• [Exercise requirements] Extract the data exactly, missing nothing.

(Data listing)

◆ ◆ ◆ ◆ ◆

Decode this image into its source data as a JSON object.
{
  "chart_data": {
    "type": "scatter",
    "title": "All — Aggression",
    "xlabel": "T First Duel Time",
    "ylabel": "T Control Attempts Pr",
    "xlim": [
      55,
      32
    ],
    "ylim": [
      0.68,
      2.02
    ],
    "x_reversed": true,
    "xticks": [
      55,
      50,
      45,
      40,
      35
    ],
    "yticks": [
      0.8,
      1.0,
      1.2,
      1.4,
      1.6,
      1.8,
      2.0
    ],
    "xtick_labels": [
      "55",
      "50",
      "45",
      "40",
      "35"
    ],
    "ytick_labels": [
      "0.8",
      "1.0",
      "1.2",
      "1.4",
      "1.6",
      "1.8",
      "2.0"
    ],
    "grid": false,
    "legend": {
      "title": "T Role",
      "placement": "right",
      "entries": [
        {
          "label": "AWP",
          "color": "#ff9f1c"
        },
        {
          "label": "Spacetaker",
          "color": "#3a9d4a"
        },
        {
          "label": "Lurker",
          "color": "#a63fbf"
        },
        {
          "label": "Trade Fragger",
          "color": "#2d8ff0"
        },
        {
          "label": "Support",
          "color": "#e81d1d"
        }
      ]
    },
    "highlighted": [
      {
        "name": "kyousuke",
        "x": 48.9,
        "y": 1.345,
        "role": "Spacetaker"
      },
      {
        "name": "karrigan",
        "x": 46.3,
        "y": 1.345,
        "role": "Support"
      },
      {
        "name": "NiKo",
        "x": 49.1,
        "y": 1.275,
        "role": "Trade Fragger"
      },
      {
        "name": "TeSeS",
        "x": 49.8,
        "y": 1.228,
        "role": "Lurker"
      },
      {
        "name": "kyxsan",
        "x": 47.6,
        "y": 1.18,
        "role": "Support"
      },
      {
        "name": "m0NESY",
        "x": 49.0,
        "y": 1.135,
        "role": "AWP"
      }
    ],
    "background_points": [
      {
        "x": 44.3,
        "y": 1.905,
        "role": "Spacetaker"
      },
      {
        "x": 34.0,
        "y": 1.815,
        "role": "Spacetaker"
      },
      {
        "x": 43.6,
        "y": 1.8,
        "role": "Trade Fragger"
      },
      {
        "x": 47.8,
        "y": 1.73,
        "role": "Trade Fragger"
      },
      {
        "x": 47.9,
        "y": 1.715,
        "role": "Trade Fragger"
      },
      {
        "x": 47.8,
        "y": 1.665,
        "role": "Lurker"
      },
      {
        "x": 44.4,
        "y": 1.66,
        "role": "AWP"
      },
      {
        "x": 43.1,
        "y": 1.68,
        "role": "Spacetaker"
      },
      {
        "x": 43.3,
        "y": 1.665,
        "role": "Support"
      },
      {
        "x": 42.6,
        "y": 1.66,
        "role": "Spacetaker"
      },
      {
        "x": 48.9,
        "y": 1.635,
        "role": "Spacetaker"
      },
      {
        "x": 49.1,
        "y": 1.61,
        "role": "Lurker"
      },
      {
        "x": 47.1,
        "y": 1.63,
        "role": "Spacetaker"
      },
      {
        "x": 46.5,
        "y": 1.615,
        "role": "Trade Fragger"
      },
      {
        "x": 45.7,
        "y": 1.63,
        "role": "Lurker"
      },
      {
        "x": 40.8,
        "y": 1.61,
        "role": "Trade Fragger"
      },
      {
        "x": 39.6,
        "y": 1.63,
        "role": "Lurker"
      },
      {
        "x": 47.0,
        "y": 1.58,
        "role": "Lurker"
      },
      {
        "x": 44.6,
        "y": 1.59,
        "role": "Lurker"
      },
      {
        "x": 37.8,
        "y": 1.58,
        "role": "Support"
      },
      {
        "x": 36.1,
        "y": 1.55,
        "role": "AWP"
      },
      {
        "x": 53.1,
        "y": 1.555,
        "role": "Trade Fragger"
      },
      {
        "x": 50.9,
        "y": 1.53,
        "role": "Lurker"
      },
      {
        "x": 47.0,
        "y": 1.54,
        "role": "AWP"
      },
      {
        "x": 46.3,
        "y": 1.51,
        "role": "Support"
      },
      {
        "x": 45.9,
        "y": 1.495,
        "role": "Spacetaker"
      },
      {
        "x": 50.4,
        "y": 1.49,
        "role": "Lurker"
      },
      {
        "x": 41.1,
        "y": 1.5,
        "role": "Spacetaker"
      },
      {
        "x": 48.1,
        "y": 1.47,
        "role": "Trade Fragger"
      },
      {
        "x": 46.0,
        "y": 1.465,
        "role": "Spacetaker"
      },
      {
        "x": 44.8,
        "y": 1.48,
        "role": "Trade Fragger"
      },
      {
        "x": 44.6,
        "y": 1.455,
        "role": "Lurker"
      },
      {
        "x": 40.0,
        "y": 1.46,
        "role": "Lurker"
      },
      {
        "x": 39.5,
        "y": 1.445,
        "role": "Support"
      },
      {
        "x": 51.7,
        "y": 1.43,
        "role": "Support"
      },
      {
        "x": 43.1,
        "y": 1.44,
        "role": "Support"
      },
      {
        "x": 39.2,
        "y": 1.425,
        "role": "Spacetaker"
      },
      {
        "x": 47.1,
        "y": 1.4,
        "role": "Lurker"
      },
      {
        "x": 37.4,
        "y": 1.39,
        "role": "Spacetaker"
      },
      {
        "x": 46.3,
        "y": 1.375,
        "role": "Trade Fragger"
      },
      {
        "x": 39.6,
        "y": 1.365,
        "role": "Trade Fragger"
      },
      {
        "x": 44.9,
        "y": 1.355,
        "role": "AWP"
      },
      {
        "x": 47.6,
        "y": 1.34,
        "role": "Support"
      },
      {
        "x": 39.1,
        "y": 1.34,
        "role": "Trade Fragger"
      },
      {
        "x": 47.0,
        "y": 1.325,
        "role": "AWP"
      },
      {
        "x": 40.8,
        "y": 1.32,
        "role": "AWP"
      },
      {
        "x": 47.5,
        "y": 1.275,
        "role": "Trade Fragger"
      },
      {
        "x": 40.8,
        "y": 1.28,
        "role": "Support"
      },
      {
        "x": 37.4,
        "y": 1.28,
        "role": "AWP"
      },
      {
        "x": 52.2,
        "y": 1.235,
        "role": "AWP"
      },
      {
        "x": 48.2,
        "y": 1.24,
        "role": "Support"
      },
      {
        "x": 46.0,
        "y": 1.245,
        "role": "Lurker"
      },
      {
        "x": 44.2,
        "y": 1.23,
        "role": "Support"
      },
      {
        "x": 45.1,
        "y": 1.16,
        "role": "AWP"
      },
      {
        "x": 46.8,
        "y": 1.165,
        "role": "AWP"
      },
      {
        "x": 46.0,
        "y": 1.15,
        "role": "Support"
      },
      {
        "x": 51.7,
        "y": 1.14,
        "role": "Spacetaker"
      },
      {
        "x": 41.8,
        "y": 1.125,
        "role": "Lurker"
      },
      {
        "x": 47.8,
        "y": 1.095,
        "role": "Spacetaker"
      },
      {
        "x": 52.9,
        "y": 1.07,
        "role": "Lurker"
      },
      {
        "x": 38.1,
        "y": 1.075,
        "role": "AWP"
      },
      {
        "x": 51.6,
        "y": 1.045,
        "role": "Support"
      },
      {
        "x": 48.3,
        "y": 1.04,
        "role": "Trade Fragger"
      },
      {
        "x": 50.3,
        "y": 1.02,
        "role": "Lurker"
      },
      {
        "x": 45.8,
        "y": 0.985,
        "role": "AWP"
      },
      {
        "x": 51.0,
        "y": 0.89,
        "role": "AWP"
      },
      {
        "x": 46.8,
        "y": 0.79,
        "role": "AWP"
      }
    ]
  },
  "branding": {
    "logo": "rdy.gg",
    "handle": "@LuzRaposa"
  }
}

◆ ◆ ◆ ◆ ◆

• [Solution to this problem]
Decode this image into its source data as a JSON object.
{
  "chart_data": {
    "type": "scatter",
    "title": "All — Aggression",
    "xlabel": "T First Duel Time",
    "ylabel": "T Control Attempts Pr",
    "xlim": [
      55,
      32
    ],
    "ylim": [
      0.68,
      2.02
    ],
    "x_reversed": true,
    "xticks": [
      55,
      50,
      45,
      40,
      35
    ],
    "yticks": [
      0.8,
      1.0,
      1.2,
      1.4,
      1.6,
      1.8,
      2.0
    ],
    "xtick_labels": [
      "55",
      "50",
      "45",
      "40",
      "35"
    ],
    "ytick_labels": [
      "0.8",
      "1.0",
      "1.2",
      "1.4",
      "1.6",
      "1.8",
      "2.0"
    ],
    "grid": false,
    "legend": {
      "title": "T Role",
      "placement": "right",
      "entries": [
        {
          "label": "AWP",
          "color": "#ff9f1c"
        },
        {
          "label": "Spacetaker",
          "color": "#3a9d4a"
        },
        {
          "label": "Lurker",
          "color": "#a63fbf"
        },
        {
          "label": "Trade Fragger",
          "color": "#2d8ff0"
        },
        {
          "label": "Support",
          "color": "#e81d1d"
        }
      ]
    },
    "highlighted": [
      {
        "name": "kyousuke",
        "x": 48.9,
        "y": 1.345,
        "role": "Spacetaker"
      },
      {
        "name": "karrigan",
        "x": 46.3,
        "y": 1.345,
        "role": "Support"
      },
      {
        "name": "NiKo",
        "x": 49.1,
        "y": 1.275,
        "role": "Trade Fragger"
      },
      {
        "name": "TeSeS",
        "x": 49.8,
        "y": 1.228,
        "role": "Lurker"
      },
      {
        "name": "kyxsan",
        "x": 47.6,
        "y": 1.18,
        "role": "Support"
      },
      {
        "name": "m0NESY",
        "x": 49.0,
        "y": 1.135,
        "role": "AWP"
      }
    ],
    "background_points": [
      {
        "x": 44.3,
        "y": 1.905,
        "role": "Spacetaker"
      },
      {
        "x": 34.0,
        "y": 1.815,
        "role": "Spacetaker"
      },
      {
        "x": 43.6,
        "y": 1.8,
        "role": "Trade Fragger"
      },
      {
        "x": 47.8,
        "y": 1.73,
        "role": "Trade Fragger"
      },
      {
        "x": 47.9,
        "y": 1.715,
        "role": "Trade Fragger"
      },
      {
        "x": 47.8,
        "y": 1.665,
        "role": "Lurker"
      },
      {
        "x": 44.4,
        "y": 1.66,
        "role": "AWP"
      },
      {
        "x": 43.1,
        "y": 1.68,
        "role": "Spacetaker"
      },
      {
        "x": 43.3,
        "y": 1.665,
        "role": "Support"
      },
      {
        "x": 42.6,
        "y": 1.66,
        "role": "Spacetaker"
      },
      {
        "x": 48.9,
        "y": 1.635,
        "role": "Spacetaker"
      },
      {
        "x": 49.1,
        "y": 1.61,
        "role": "Lurker"
      },
      {
        "x": 47.1,
        "y": 1.63,
        "role": "Spacetaker"
      },
      {
        "x": 46.5,
        "y": 1.615,
        "role": "Trade Fragger"
      },
      {
        "x": 45.7,
        "y": 1.63,
        "role": "Lurker"
      },
      {
        "x": 40.8,
        "y": 1.61,
        "role": "Trade Fragger"
      },
      {
        "x": 39.6,
        "y": 1.63,
        "role": "Lurker"
      },
      {
        "x": 47.0,
        "y": 1.58,
        "role": "Lurker"
      },
      {
        "x": 44.6,
        "y": 1.59,
        "role": "Lurker"
      },
      {
        "x": 37.8,
        "y": 1.58,
        "role": "Support"
      },
      {
        "x": 36.1,
        "y": 1.55,
        "role": "AWP"
      },
      {
        "x": 53.1,
        "y": 1.555,
        "role": "Trade Fragger"
      },
      {
        "x": 50.9,
        "y": 1.53,
        "role": "Lurker"
      },
      {
        "x": 47.0,
        "y": 1.54,
        "role": "AWP"
      },
      {
        "x": 46.3,
        "y": 1.51,
        "role": "Support"
      },
      {
        "x": 45.9,
        "y": 1.495,
        "role": "Spacetaker"
      },
      {
        "x": 50.4,
        "y": 1.49,
        "role": "Lurker"
      },
      {
        "x": 41.1,
        "y": 1.5,
        "role": "Spacetaker"
      },
      {
        "x": 48.1,
        "y": 1.47,
        "role": "Trade Fragger"
      },
      {
        "x": 46.0,
        "y": 1.465,
        "role": "Spacetaker"
      },
      {
        "x": 44.8,
        "y": 1.48,
        "role": "Trade Fragger"
      },
      {
        "x": 44.6,
        "y": 1.455,
        "role": "Lurker"
      },
      {
        "x": 40.0,
        "y": 1.46,
        "role": "Lurker"
      },
      {
        "x": 39.5,
        "y": 1.445,
        "role": "Support"
      },
      {
        "x": 51.7,
        "y": 1.43,
        "role": "Support"
      },
      {
        "x": 43.1,
        "y": 1.44,
        "role": "Support"
      },
      {
        "x": 39.2,
        "y": 1.425,
        "role": "Spacetaker"
      },
      {
        "x": 47.1,
        "y": 1.4,
        "role": "Lurker"
      },
      {
        "x": 37.4,
        "y": 1.39,
        "role": "Spacetaker"
      },
      {
        "x": 46.3,
        "y": 1.375,
        "role": "Trade Fragger"
      },
      {
        "x": 39.6,
        "y": 1.365,
        "role": "Trade Fragger"
      },
      {
        "x": 44.9,
        "y": 1.355,
        "role": "AWP"
      },
      {
        "x": 47.6,
        "y": 1.34,
        "role": "Support"
      },
      {
        "x": 39.1,
        "y": 1.34,
        "role": "Trade Fragger"
      },
      {
        "x": 47.0,
        "y": 1.325,
        "role": "AWP"
      },
      {
        "x": 40.8,
        "y": 1.32,
        "role": "AWP"
      },
      {
        "x": 47.5,
        "y": 1.275,
        "role": "Trade Fragger"
      },
      {
        "x": 40.8,
        "y": 1.28,
        "role": "Support"
      },
      {
        "x": 37.4,
        "y": 1.28,
        "role": "AWP"
      },
      {
        "x": 52.2,
        "y": 1.235,
        "role": "AWP"
      },
      {
        "x": 48.2,
        "y": 1.24,
        "role": "Support"
      },
      {
        "x": 46.0,
        "y": 1.245,
        "role": "Lurker"
      },
      {
        "x": 44.2,
        "y": 1.23,
        "role": "Support"
      },
      {
        "x": 45.1,
        "y": 1.16,
        "role": "AWP"
      },
      {
        "x": 46.8,
        "y": 1.165,
        "role": "AWP"
      },
      {
        "x": 46.0,
        "y": 1.15,
        "role": "Support"
      },
      {
        "x": 51.7,
        "y": 1.14,
        "role": "Spacetaker"
      },
      {
        "x": 41.8,
        "y": 1.125,
        "role": "Lurker"
      },
      {
        "x": 47.8,
        "y": 1.095,
        "role": "Spacetaker"
      },
      {
        "x": 52.9,
        "y": 1.07,
        "role": "Lurker"
      },
      {
        "x": 38.1,
        "y": 1.075,
        "role": "AWP"
      },
      {
        "x": 51.6,
        "y": 1.045,
        "role": "Support"
      },
      {
        "x": 48.3,
        "y": 1.04,
        "role": "Trade Fragger"
      },
      {
        "x": 50.3,
        "y": 1.02,
        "role": "Lurker"
      },
      {
        "x": 45.8,
        "y": 0.985,
        "role": "AWP"
      },
      {
        "x": 51.0,
        "y": 0.89,
        "role": "AWP"
      },
      {
        "x": 46.8,
        "y": 0.79,
        "role": "AWP"
      }
    ]
  },
  "branding": {
    "logo": "rdy.gg",
    "handle": "@LuzRaposa"
  }
}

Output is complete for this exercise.